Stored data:
§

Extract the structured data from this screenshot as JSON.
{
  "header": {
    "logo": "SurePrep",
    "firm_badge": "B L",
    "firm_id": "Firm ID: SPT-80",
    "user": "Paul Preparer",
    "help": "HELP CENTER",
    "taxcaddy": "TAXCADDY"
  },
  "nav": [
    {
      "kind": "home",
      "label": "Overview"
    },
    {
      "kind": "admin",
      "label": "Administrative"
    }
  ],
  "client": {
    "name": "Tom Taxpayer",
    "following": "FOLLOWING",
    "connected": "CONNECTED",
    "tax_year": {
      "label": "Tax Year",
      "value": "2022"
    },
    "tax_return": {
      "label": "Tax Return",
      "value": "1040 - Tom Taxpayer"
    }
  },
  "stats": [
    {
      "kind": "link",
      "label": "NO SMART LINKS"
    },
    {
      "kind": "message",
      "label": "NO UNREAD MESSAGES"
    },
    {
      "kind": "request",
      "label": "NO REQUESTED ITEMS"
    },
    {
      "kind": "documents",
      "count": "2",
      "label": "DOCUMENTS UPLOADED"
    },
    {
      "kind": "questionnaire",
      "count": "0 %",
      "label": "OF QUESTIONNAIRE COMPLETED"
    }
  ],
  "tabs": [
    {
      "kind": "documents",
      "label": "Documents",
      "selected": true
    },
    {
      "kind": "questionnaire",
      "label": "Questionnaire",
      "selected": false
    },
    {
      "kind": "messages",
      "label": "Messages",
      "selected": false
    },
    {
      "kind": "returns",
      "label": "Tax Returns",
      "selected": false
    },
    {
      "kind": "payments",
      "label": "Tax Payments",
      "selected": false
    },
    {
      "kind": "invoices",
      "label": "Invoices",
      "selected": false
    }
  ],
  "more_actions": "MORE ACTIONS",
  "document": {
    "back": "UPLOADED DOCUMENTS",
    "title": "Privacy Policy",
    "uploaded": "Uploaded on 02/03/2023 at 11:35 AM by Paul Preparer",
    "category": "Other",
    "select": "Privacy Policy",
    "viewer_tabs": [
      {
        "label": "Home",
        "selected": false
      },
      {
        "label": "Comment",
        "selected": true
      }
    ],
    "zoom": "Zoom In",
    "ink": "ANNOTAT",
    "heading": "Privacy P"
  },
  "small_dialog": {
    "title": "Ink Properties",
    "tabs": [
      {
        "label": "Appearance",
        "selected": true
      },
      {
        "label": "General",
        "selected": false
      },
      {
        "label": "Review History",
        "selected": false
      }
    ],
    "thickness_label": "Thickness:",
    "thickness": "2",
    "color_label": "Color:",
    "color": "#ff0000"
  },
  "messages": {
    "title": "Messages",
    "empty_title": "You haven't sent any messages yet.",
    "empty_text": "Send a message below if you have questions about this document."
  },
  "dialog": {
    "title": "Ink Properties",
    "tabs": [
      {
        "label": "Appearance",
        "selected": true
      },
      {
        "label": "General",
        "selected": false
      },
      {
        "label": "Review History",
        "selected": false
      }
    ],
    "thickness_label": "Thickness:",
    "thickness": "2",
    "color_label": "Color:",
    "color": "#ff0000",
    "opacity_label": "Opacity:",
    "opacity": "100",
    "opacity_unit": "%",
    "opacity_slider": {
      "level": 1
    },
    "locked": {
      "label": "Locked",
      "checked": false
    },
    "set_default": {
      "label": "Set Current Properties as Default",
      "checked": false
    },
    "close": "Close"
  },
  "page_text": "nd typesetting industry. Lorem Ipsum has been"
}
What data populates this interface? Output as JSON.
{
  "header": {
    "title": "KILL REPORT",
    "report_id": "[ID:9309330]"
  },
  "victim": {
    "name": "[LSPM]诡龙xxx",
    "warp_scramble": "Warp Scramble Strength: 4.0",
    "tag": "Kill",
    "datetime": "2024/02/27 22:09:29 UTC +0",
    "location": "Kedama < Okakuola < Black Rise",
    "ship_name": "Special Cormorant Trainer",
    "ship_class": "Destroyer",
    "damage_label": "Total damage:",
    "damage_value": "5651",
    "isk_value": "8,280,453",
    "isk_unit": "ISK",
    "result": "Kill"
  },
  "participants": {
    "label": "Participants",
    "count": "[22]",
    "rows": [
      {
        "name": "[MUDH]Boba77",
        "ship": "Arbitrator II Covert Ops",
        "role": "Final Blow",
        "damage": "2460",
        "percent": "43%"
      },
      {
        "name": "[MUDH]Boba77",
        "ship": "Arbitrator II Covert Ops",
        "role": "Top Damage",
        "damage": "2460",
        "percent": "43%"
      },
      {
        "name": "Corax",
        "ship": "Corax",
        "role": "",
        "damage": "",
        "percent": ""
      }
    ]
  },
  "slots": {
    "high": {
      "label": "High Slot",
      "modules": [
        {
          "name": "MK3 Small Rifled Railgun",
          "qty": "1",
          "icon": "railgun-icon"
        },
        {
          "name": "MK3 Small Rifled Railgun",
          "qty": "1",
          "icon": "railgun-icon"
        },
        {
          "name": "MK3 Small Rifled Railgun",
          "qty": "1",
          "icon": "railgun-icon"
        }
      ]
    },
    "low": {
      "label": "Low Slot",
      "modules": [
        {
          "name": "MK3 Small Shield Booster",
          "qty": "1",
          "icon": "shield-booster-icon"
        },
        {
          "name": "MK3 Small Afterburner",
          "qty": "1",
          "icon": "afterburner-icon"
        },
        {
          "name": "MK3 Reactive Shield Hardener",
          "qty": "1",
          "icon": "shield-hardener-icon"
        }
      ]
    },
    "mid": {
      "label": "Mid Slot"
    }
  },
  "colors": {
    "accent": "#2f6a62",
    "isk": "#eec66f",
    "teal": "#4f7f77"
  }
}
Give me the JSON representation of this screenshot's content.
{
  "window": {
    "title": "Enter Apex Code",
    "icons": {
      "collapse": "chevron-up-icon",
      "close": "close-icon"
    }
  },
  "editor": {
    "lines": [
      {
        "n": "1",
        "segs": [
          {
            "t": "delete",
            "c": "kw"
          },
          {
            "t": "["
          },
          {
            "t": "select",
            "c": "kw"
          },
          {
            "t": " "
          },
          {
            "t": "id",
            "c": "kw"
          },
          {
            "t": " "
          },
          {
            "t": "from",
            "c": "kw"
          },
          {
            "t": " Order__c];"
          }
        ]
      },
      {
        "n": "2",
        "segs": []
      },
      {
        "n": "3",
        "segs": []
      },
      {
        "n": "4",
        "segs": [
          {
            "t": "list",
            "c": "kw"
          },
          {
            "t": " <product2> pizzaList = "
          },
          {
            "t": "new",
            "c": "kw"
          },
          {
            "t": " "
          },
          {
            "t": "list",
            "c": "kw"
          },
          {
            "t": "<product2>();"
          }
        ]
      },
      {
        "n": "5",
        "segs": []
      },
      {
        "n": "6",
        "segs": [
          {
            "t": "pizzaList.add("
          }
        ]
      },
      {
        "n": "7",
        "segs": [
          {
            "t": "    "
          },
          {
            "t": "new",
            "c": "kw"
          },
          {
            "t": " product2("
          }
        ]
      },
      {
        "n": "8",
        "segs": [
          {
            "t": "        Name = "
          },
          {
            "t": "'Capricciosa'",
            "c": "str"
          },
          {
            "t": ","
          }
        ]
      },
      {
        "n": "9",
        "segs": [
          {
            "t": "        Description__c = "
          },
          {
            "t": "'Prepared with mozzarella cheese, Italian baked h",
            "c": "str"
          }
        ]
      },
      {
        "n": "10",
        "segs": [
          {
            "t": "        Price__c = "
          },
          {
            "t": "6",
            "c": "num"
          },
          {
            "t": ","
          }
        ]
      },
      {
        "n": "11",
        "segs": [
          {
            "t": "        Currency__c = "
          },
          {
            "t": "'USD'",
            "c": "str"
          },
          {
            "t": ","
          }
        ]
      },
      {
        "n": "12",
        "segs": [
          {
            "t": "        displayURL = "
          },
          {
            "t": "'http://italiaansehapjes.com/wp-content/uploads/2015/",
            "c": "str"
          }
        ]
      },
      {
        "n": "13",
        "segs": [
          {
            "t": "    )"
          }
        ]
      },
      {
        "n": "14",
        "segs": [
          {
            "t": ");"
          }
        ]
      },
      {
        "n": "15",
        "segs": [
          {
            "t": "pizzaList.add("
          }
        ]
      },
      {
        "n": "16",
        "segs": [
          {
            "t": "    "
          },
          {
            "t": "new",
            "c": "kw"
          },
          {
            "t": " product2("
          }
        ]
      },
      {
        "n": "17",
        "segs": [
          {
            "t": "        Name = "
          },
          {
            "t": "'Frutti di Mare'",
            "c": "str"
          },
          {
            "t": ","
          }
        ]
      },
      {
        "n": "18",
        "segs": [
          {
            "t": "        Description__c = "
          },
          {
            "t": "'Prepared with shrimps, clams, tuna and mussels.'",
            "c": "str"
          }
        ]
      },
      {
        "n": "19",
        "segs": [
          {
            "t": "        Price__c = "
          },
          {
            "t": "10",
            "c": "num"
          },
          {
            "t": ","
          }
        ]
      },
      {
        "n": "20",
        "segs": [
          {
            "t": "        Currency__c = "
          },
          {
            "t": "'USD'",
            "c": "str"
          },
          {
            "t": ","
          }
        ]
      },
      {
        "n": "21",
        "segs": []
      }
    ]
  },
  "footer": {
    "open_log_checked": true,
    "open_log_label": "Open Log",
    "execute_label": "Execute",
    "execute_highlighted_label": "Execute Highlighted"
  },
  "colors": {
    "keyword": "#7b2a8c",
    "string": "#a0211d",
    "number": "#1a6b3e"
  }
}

§

Stated problem:
Search the entries for the word "Paul" and gather every line where it appears.

Solved problem:
    "user": "Paul Preparer",
    "uploaded": "Uploaded on 02/03/2023 at 11:35 AM by Paul Preparer",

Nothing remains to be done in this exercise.